RECORDS TO USE:

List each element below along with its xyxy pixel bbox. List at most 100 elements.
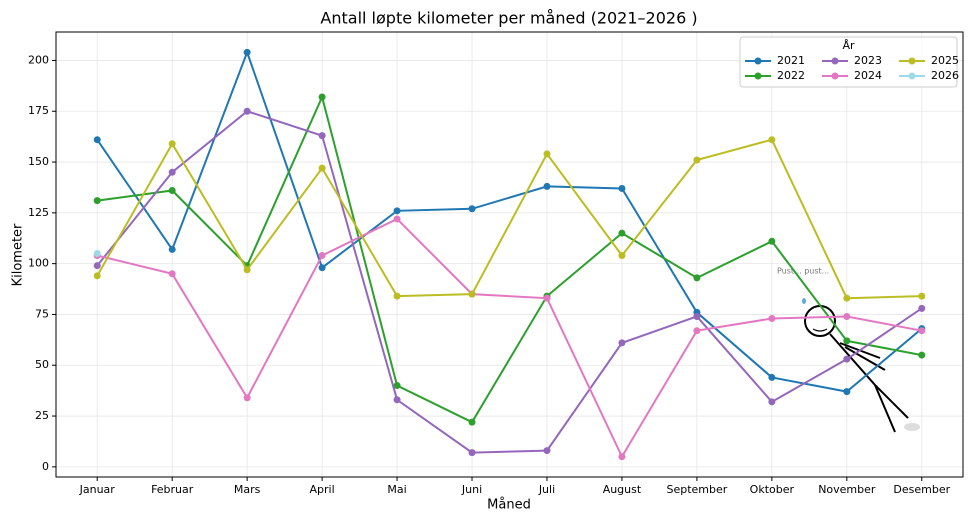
data-point (468, 205, 476, 213)
legend-label: 2022 (777, 69, 805, 82)
series (93, 215, 926, 461)
series-line (96, 138, 922, 300)
data-point (768, 136, 776, 144)
y-tick-label: 50 (35, 358, 49, 371)
legend-marker (831, 72, 839, 80)
data-point (93, 272, 101, 280)
data-point (93, 136, 101, 144)
data-point (843, 388, 851, 396)
data-point (393, 396, 401, 404)
legend-label: 2026 (931, 69, 959, 82)
data-point (693, 274, 701, 282)
data-point (393, 292, 401, 300)
series-line (96, 49, 923, 393)
legend-label: 2024 (854, 69, 882, 82)
data-point (918, 304, 926, 312)
legend-marker (754, 72, 762, 80)
series-line (97, 94, 922, 424)
data-point (543, 150, 551, 158)
legend-marker (908, 72, 916, 80)
data-point (693, 156, 701, 164)
x-tick-label: Mars (234, 483, 261, 496)
y-tick-label: 125 (28, 206, 49, 219)
x-tick-label: Juni (461, 483, 482, 496)
data-point (468, 449, 476, 457)
x-tick-label: Mai (387, 483, 406, 496)
data-point (168, 270, 176, 278)
data-point (168, 245, 176, 253)
dust-cloud (904, 423, 920, 431)
series (93, 136, 926, 302)
series-line (96, 110, 923, 454)
legend-marker (754, 57, 762, 65)
data-point (618, 184, 626, 192)
figure-body (829, 333, 876, 386)
figure-leg (874, 384, 909, 419)
data-point (618, 339, 626, 347)
y-tick-label: 200 (28, 53, 49, 66)
data-point (918, 292, 926, 300)
figure-mouth (812, 328, 828, 332)
data-point (243, 394, 251, 402)
plot-frame (55, 31, 964, 478)
data-point (393, 215, 401, 223)
chart-title: Antall løpte kilometer per måned (2021–2… (320, 9, 697, 28)
data-point (168, 186, 176, 194)
y-tick-label: 25 (35, 409, 49, 422)
x-tick-label: August (603, 483, 642, 496)
y-axis-label: Kilometer (11, 223, 26, 286)
legend-label: 2021 (777, 54, 805, 67)
sweat-drop (802, 298, 806, 304)
data-point (618, 453, 626, 461)
legend-frame (739, 36, 958, 88)
data-point (543, 447, 551, 455)
data-point (243, 266, 251, 274)
y-tick-label: 0 (42, 460, 49, 473)
x-tick-label: April (310, 483, 335, 496)
x-axis-label: Måned (487, 498, 531, 513)
x-tick-label: Desember (893, 483, 950, 496)
data-point (318, 132, 326, 140)
y-tick-label: 100 (28, 257, 49, 270)
series (93, 107, 926, 457)
x-tick-label: Januar (79, 483, 116, 496)
annotation: Pust... pust... (777, 267, 829, 276)
data-point (918, 327, 926, 335)
legend-label: 2025 (931, 54, 959, 67)
data-point (168, 140, 176, 148)
series (93, 93, 926, 426)
data-point (318, 264, 326, 272)
y-tick-label: 75 (35, 307, 49, 320)
data-point (243, 48, 251, 56)
data-point (468, 418, 476, 426)
data-point (393, 207, 401, 215)
x-tick-label: Oktober (750, 483, 795, 496)
data-point (843, 337, 851, 345)
data-point (393, 382, 401, 390)
x-tick-label: Juli (538, 483, 555, 496)
data-point (768, 398, 776, 406)
x-tick-label: November (818, 483, 876, 496)
series-line (96, 217, 922, 459)
data-point (843, 294, 851, 302)
data-point (693, 327, 701, 335)
data-point (543, 182, 551, 190)
y-tick-label: 150 (28, 155, 49, 168)
legend: År 2021 2022 2023 2024 2025 2026 (739, 36, 959, 88)
data-point (918, 351, 926, 359)
data-point (768, 237, 776, 245)
figure-leg (874, 384, 896, 433)
data-point (168, 168, 176, 176)
data-point (843, 355, 851, 363)
legend-marker (908, 57, 916, 65)
data-point (318, 164, 326, 172)
data-point (93, 249, 101, 257)
legend-title: År (842, 39, 855, 52)
x-tick-label: September (666, 483, 727, 496)
legend-label: 2023 (854, 54, 882, 67)
data-point (618, 229, 626, 237)
data-point (768, 373, 776, 381)
data-point (768, 315, 776, 323)
data-point (468, 290, 476, 298)
x-tick-label: Februar (151, 483, 194, 496)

WORK TO COMPLETE:
Transcribe the entries verbatim, beginning at the line that contains "data-point (468, 205, 476, 213)" and stopping after the line that contains "series (93, 136, 926, 302)", both included.

FINAL ANSWER:
data-point (468, 205, 476, 213)
legend-label: 2022 (777, 69, 805, 82)
series (93, 215, 926, 461)
series-line (96, 138, 922, 300)
data-point (768, 136, 776, 144)
y-tick-label: 50 (35, 358, 49, 371)
legend-marker (831, 72, 839, 80)
data-point (93, 272, 101, 280)
data-point (93, 136, 101, 144)
data-point (843, 388, 851, 396)
data-point (393, 396, 401, 404)
legend-label: 2026 (931, 69, 959, 82)
data-point (693, 274, 701, 282)
data-point (393, 292, 401, 300)
series-line (96, 49, 923, 393)
legend-label: 2024 (854, 69, 882, 82)
data-point (918, 304, 926, 312)
legend-marker (754, 72, 762, 80)
series-line (97, 94, 922, 424)
data-point (543, 150, 551, 158)
legend-marker (908, 72, 916, 80)
data-point (693, 156, 701, 164)
x-tick-label: Mars (234, 483, 261, 496)
y-tick-label: 125 (28, 206, 49, 219)
x-tick-label: Juni (461, 483, 482, 496)
data-point (468, 449, 476, 457)
x-tick-label: Mai (387, 483, 406, 496)
data-point (168, 270, 176, 278)
data-point (168, 245, 176, 253)
dust-cloud (904, 423, 920, 431)
series (93, 136, 926, 302)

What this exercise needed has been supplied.